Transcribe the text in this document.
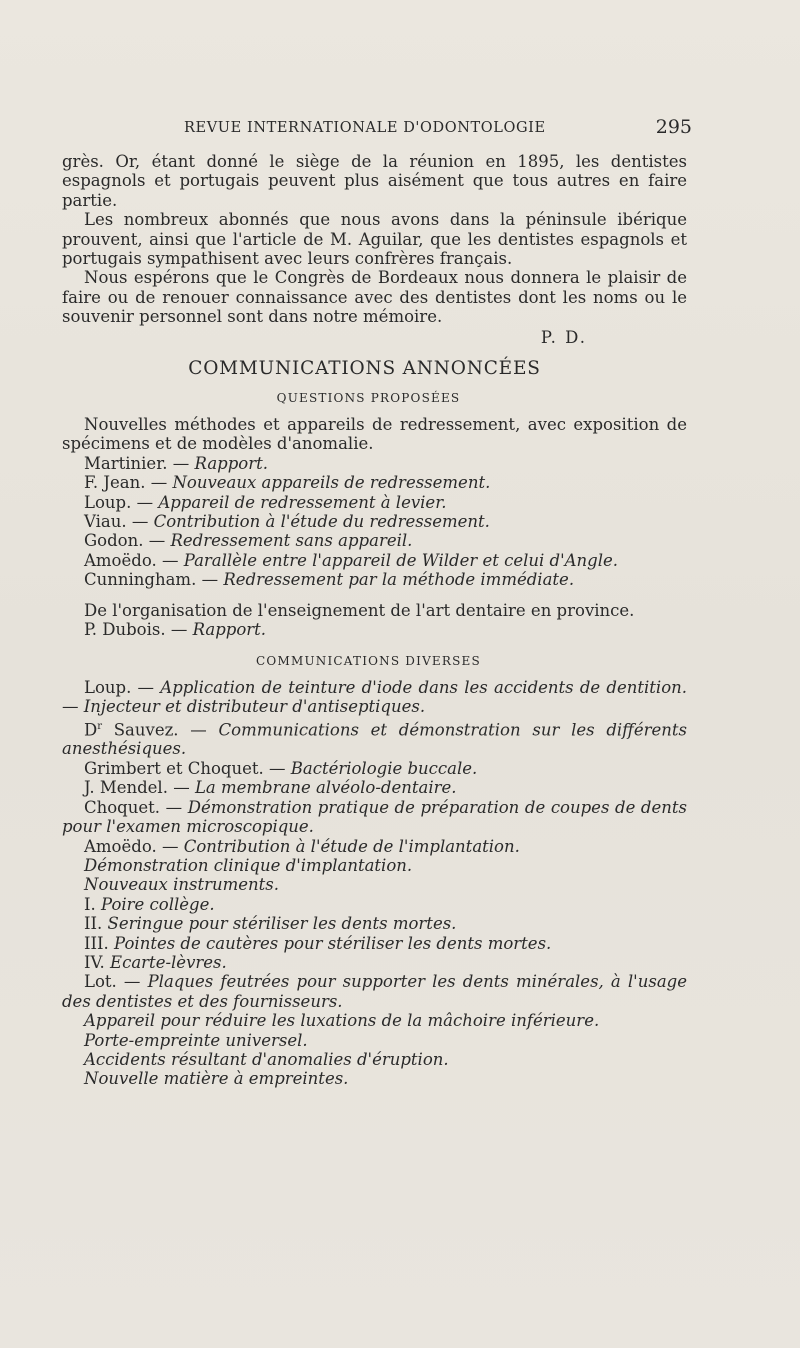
REVUE INTERNATIONALE D'ODONTOLOGIE	295

grès. Or, étant donné le siège de la réunion en 1895, les dentistes espagnols et portugais peuvent plus aisément que tous autres en faire partie.

Les nombreux abonnés que nous avons dans la péninsule ibérique prouvent, ainsi que l'article de M. Aguilar, que les dentistes espagnols et portugais sympathisent avec leurs confrères français.

Nous espérons que le Congrès de Bordeaux nous donnera le plaisir de faire ou de renouer connaissance avec des dentistes dont les noms ou le souvenir personnel sont dans notre mémoire.

P. D.

COMMUNICATIONS ANNONCÉES
QUESTIONS PROPOSÉES

Nouvelles méthodes et appareils de redressement, avec exposition de spécimens et de modèles d'anomalie.

Martinier. — Rapport.

F. Jean. — Nouveaux appareils de redressement.

Loup. — Appareil de redressement à levier.

Viau. — Contribution à l'étude du redressement.

Godon. — Redressement sans appareil.

Amoëdo. — Parallèle entre l'appareil de Wilder et celui d'Angle.

Cunningham. — Redressement par la méthode immédiate.

De l'organisation de l'enseignement de l'art dentaire en province.

P. Dubois. — Rapport.

COMMUNICATIONS DIVERSES

Loup. — Application de teinture d'iode dans les accidents de dentition. — Injecteur et distributeur d'antiseptiques.

$D^r$ Sauvez. — Communications et démonstration sur les différents anesthésiques.

Grimbert et Choquet. — Bactériologie buccale.

J. Mendel. — La membrane alvéolo-dentaire.

Choquet. — Démonstration pratique de préparation de coupes de dents pour l'examen microscopique.

Amoëdo. — Contribution à l'étude de l'implantation.

Démonstration clinique d'implantation.

Nouveaux instruments.

I. Poire collège.

II. Seringue pour stériliser les dents mortes.

III. Pointes de cautères pour stériliser les dents mortes.

IV. Ecarte-lèvres.

Lot. — Plaques feutrées pour supporter les dents minérales, à l'usage des dentistes et des fournisseurs.

Appareil pour réduire les luxations de la mâchoire inférieure.

Porte-empreinte universel.

Accidents résultant d'anomalies d'éruption.

Nouvelle matière à empreintes.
• • • •
■ Written problem
Output the data above without changes, apart from leaving out the pictures.

■ Task answer
Transcribe the text in this document.
REVUE INTERNATIONALE D'ODONTOLOGIE	295

grès. Or, étant donné le siège de la réunion en 1895, les dentistes espagnols et portugais peuvent plus aisément que tous autres en faire partie.

Les nombreux abonnés que nous avons dans la péninsule ibérique prouvent, ainsi que l'article de M. Aguilar, que les dentistes espagnols et portugais sympathisent avec leurs confrères français.

Nous espérons que le Congrès de Bordeaux nous donnera le plaisir de faire ou de renouer connaissance avec des dentistes dont les noms ou le souvenir personnel sont dans notre mémoire.

P. D.

COMMUNICATIONS ANNONCÉES
QUESTIONS PROPOSÉES

Nouvelles méthodes et appareils de redressement, avec exposition de spécimens et de modèles d'anomalie.

Martinier. — Rapport.

F. Jean. — Nouveaux appareils de redressement.

Loup. — Appareil de redressement à levier.

Viau. — Contribution à l'étude du redressement.

Godon. — Redressement sans appareil.

Amoëdo. — Parallèle entre l'appareil de Wilder et celui d'Angle.

Cunningham. — Redressement par la méthode immédiate.

De l'organisation de l'enseignement de l'art dentaire en province.

P. Dubois. — Rapport.

COMMUNICATIONS DIVERSES

Loup. — Application de teinture d'iode dans les accidents de dentition. — Injecteur et distributeur d'antiseptiques.

$D^r$ Sauvez. — Communications et démonstration sur les différents anesthésiques.

Grimbert et Choquet. — Bactériologie buccale.

J. Mendel. — La membrane alvéolo-dentaire.

Choquet. — Démonstration pratique de préparation de coupes de dents pour l'examen microscopique.

Amoëdo. — Contribution à l'étude de l'implantation.

Démonstration clinique d'implantation.

Nouveaux instruments.

I. Poire collège.

II. Seringue pour stériliser les dents mortes.

III. Pointes de cautères pour stériliser les dents mortes.

IV. Ecarte-lèvres.

Lot. — Plaques feutrées pour supporter les dents minérales, à l'usage des dentistes et des fournisseurs.

Appareil pour réduire les luxations de la mâchoire inférieure.

Porte-empreinte universel.

Accidents résultant d'anomalies d'éruption.

Nouvelle matière à empreintes.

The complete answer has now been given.